* Begin DATA LINES *

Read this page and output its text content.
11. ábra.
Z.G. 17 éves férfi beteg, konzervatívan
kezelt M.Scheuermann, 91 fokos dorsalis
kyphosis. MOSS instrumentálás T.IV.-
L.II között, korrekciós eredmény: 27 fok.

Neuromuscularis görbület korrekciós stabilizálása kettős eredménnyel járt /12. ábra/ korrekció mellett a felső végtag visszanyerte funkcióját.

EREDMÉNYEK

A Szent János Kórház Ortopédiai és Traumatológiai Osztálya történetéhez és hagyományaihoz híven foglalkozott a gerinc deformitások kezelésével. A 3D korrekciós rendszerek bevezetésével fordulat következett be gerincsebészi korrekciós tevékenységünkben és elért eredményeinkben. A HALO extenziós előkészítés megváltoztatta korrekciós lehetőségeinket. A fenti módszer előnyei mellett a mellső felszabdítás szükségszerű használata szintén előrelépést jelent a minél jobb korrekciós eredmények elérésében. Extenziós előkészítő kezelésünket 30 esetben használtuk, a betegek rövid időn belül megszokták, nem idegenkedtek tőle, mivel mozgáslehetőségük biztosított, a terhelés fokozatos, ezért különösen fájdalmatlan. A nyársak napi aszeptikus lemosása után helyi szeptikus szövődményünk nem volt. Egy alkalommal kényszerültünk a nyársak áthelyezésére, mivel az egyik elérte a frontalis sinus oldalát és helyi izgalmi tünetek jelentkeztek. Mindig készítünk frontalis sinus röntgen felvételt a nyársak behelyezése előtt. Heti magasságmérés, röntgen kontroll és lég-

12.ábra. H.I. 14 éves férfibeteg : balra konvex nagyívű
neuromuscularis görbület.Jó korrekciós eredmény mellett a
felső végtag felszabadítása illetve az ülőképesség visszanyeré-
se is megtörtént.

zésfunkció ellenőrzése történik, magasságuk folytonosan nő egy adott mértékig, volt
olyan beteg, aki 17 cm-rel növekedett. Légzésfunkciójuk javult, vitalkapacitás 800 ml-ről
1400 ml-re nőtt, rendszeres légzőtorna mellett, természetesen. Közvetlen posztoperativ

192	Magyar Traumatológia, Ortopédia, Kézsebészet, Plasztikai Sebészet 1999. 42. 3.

* End DATA LINES *

■ EXERCISE OBJECTIVE
Exactly as shown above, return every record.

■ THE SOLUTION
Read this page and output its text content.
11. ábra.
Z.G. 17 éves férfi beteg, konzervatívan
kezelt M.Scheuermann, 91 fokos dorsalis
kyphosis. MOSS instrumentálás T.IV.-
L.II között, korrekciós eredmény: 27 fok.

Neuromuscularis görbület korrekciós stabilizálása kettős eredménnyel járt /12. ábra/ korrekció mellett a felső végtag visszanyerte funkcióját.

EREDMÉNYEK

A Szent János Kórház Ortopédiai és Traumatológiai Osztálya történetéhez és hagyományaihoz híven foglalkozott a gerinc deformitások kezelésével. A 3D korrekciós rendszerek bevezetésével fordulat következett be gerincsebészi korrekciós tevékenységünkben és elért eredményeinkben. A HALO extenziós előkészítés megváltoztatta korrekciós lehetőségeinket. A fenti módszer előnyei mellett a mellső felszabdítás szükségszerű használata szintén előrelépést jelent a minél jobb korrekciós eredmények elérésében. Extenziós előkészítő kezelésünket 30 esetben használtuk, a betegek rövid időn belül megszokták, nem idegenkedtek tőle, mivel mozgáslehetőségük biztosított, a terhelés fokozatos, ezért különösen fájdalmatlan. A nyársak napi aszeptikus lemosása után helyi szeptikus szövődményünk nem volt. Egy alkalommal kényszerültünk a nyársak áthelyezésére, mivel az egyik elérte a frontalis sinus oldalát és helyi izgalmi tünetek jelentkeztek. Mindig készítünk frontalis sinus röntgen felvételt a nyársak behelyezése előtt. Heti magasságmérés, röntgen kontroll és lég-

12.ábra. H.I. 14 éves férfibeteg : balra konvex nagyívű
neuromuscularis görbület.Jó korrekciós eredmény mellett a
felső végtag felszabadítása illetve az ülőképesség visszanyeré-
se is megtörtént.

zésfunkció ellenőrzése történik, magasságuk folytonosan nő egy adott mértékig, volt
olyan beteg, aki 17 cm-rel növekedett. Légzésfunkciójuk javult, vitalkapacitás 800 ml-ről
1400 ml-re nőtt, rendszeres légzőtorna mellett, természetesen. Közvetlen posztoperativ

192	Magyar Traumatológia, Ortopédia, Kézsebészet, Plasztikai Sebészet 1999. 42. 3.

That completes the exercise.